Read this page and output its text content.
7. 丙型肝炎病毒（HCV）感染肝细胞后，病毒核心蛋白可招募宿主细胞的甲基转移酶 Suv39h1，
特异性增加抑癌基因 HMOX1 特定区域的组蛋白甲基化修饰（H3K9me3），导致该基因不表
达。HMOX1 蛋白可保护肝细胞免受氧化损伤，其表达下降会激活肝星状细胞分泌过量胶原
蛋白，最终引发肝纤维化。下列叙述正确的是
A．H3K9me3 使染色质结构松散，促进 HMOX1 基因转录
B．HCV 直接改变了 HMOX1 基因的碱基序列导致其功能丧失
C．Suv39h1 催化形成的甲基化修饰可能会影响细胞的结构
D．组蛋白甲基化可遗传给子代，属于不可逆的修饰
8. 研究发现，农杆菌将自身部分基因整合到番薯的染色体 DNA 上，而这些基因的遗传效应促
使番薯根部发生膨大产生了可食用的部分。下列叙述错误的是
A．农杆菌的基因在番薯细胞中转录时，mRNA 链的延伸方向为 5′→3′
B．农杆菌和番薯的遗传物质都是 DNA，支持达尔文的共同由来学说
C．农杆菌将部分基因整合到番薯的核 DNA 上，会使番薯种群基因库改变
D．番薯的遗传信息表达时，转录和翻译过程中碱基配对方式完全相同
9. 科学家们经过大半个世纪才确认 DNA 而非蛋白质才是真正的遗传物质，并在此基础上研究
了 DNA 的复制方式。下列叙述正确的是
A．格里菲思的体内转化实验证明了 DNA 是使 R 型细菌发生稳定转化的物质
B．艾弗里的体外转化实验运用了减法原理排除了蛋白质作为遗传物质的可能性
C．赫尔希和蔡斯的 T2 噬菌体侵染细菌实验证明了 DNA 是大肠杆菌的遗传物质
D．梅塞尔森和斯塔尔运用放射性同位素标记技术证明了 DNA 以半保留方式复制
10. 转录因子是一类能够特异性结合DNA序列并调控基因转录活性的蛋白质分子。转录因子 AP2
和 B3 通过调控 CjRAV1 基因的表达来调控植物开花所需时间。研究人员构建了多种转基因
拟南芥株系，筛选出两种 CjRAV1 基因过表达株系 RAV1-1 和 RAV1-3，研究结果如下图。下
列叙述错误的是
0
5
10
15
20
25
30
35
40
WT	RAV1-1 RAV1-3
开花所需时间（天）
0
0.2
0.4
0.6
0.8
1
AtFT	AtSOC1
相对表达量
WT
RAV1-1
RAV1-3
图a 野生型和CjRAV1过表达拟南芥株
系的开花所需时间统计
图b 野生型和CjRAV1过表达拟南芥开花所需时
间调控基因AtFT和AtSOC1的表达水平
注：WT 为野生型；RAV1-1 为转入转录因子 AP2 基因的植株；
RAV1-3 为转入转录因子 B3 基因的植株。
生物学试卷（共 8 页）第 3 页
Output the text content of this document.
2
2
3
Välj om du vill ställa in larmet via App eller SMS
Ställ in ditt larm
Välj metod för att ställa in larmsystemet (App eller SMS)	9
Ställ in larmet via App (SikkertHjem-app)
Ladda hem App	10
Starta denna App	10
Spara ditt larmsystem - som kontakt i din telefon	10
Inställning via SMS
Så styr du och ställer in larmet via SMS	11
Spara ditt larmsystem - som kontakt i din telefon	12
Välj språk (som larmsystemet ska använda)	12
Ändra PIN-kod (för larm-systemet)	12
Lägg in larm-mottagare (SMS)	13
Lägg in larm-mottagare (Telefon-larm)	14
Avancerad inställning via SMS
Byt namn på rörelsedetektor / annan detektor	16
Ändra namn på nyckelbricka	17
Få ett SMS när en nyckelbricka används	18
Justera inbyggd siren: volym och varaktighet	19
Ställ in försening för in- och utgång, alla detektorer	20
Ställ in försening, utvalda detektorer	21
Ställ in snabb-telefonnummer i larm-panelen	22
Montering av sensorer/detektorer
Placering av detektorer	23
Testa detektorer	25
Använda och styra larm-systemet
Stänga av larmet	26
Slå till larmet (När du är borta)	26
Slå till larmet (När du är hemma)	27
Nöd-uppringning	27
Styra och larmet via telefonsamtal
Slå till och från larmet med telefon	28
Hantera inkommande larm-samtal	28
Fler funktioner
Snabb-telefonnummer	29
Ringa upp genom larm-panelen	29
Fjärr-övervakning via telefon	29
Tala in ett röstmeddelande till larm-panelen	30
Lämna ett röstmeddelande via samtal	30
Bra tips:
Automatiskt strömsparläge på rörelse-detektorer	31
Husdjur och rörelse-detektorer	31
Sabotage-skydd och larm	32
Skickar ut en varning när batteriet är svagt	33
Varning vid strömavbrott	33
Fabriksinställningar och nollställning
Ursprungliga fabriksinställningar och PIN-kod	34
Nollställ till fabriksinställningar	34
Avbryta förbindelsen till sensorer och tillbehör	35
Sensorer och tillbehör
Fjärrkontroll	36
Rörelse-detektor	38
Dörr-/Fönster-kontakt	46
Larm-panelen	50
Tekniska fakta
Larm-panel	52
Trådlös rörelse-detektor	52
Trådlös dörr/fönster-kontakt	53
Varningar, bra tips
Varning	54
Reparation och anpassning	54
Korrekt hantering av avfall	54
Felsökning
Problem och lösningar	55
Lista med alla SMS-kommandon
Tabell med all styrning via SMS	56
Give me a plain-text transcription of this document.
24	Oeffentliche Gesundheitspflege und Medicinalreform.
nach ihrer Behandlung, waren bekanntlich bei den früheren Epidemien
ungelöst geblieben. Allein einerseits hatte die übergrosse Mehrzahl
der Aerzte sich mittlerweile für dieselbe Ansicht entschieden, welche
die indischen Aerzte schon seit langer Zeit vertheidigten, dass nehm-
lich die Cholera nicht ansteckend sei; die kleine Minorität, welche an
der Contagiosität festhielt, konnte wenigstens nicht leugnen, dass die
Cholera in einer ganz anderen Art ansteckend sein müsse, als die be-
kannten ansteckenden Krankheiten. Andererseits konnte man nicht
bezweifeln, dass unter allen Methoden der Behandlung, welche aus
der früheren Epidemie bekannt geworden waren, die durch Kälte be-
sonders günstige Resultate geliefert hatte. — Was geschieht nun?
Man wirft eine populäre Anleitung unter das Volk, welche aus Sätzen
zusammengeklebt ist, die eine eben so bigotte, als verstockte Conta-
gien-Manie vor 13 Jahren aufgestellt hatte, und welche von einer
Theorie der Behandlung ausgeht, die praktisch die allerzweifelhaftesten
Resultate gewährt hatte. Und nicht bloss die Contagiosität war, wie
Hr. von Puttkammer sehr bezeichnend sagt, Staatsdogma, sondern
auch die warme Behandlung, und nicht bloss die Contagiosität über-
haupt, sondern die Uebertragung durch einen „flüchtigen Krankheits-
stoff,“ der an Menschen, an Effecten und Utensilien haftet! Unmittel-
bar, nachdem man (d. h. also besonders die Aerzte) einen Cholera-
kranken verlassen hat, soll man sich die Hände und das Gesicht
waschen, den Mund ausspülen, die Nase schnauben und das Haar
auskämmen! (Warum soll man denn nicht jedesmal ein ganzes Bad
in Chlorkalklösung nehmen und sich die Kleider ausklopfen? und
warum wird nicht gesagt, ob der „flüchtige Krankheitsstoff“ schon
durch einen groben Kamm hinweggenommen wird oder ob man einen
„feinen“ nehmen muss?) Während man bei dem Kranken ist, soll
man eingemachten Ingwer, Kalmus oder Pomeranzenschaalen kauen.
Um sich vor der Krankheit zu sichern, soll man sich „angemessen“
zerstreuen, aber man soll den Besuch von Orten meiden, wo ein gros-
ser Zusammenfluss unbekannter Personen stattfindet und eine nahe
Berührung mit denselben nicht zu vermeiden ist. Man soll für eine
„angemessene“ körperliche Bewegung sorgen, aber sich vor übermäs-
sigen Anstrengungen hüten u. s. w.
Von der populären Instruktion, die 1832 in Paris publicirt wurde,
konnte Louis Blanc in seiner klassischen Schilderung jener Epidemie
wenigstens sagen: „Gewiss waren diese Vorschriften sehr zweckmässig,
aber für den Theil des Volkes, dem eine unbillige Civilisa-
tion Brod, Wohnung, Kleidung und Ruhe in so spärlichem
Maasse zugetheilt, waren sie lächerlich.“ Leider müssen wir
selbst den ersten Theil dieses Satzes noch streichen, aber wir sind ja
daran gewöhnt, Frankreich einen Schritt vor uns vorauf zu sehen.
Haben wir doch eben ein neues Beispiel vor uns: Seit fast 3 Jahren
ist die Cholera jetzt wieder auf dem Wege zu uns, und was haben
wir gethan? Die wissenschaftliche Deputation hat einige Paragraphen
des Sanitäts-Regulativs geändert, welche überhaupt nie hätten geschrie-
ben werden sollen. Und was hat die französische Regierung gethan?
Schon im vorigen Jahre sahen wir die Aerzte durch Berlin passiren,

» **What you are asked to do**: For the string "telefonnummer", go through the entries above and copy each line where it occurs.

» **Solution for this exercise**:
Ställ in snabb-telefonnummer i larm-panelen	22
Snabb-telefonnummer	29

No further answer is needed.